To do »
Show all lines holding the string "perforata".

%%

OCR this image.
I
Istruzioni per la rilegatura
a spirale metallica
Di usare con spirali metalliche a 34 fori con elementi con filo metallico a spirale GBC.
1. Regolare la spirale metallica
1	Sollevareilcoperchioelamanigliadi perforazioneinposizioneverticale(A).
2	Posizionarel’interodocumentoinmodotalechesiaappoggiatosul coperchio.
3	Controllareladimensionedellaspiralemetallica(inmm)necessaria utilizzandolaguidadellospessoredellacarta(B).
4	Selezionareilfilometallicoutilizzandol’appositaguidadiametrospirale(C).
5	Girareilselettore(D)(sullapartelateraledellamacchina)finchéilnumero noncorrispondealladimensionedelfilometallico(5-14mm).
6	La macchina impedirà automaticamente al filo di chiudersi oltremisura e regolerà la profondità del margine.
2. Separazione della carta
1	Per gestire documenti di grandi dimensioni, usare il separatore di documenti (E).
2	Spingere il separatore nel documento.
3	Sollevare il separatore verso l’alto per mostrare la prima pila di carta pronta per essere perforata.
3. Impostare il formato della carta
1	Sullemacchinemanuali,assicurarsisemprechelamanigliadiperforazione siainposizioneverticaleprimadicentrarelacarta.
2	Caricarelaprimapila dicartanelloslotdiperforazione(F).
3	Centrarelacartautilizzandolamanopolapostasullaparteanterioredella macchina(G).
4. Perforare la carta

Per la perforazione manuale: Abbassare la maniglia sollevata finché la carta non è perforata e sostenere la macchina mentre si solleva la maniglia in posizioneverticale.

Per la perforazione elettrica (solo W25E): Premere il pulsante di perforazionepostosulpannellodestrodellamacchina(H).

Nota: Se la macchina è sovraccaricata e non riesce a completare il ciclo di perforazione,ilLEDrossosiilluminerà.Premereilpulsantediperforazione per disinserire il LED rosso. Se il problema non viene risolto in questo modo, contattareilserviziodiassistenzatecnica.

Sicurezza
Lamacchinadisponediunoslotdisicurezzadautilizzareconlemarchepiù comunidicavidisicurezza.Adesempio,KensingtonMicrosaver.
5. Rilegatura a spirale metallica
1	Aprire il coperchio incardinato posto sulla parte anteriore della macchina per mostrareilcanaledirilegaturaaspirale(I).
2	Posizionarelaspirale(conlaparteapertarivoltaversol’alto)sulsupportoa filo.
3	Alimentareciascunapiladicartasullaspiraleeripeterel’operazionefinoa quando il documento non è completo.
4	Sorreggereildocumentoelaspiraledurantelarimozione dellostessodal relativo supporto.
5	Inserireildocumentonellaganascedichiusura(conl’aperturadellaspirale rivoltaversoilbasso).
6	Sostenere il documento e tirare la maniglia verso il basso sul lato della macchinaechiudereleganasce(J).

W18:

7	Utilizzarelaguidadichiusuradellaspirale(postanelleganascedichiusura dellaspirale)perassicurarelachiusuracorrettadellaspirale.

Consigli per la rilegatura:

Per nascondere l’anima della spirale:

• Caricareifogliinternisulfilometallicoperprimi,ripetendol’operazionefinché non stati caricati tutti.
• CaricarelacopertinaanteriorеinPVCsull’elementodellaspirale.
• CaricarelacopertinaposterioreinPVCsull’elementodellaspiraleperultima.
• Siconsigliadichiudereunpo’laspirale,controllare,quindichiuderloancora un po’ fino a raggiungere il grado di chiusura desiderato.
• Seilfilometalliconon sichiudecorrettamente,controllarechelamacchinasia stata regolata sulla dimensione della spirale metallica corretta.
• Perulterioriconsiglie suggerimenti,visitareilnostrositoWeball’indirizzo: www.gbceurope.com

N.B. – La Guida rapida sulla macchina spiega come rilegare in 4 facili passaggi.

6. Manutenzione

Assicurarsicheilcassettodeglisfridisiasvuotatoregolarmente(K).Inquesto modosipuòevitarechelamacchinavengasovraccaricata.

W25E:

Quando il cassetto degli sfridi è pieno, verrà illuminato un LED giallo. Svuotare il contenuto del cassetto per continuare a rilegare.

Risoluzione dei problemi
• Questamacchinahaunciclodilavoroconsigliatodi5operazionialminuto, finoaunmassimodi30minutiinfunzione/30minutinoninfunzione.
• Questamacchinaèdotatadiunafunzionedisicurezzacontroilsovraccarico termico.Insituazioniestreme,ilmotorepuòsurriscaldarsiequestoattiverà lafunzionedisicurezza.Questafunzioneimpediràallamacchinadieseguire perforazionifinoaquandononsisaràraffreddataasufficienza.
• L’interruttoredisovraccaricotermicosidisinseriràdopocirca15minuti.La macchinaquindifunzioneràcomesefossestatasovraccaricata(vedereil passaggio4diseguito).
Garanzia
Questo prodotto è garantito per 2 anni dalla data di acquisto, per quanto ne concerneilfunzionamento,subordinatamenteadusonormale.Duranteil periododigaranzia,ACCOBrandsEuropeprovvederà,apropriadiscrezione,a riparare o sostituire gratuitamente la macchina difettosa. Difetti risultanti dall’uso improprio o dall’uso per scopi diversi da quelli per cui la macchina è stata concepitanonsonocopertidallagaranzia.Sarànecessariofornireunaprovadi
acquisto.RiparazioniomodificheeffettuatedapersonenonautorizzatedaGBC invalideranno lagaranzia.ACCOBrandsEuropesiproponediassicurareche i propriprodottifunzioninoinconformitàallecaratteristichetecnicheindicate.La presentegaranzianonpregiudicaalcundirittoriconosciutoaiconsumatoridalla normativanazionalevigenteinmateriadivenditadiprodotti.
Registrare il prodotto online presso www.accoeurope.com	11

%%

Output for this task »
3	Sollevare il separatore verso l’alto per mostrare la prima pila di carta pronta per essere perforata.
Per la perforazione manuale: Abbassare la maniglia sollevata finché la carta non è perforata e sostenere la macchina mentre si solleva la maniglia in posizioneverticale.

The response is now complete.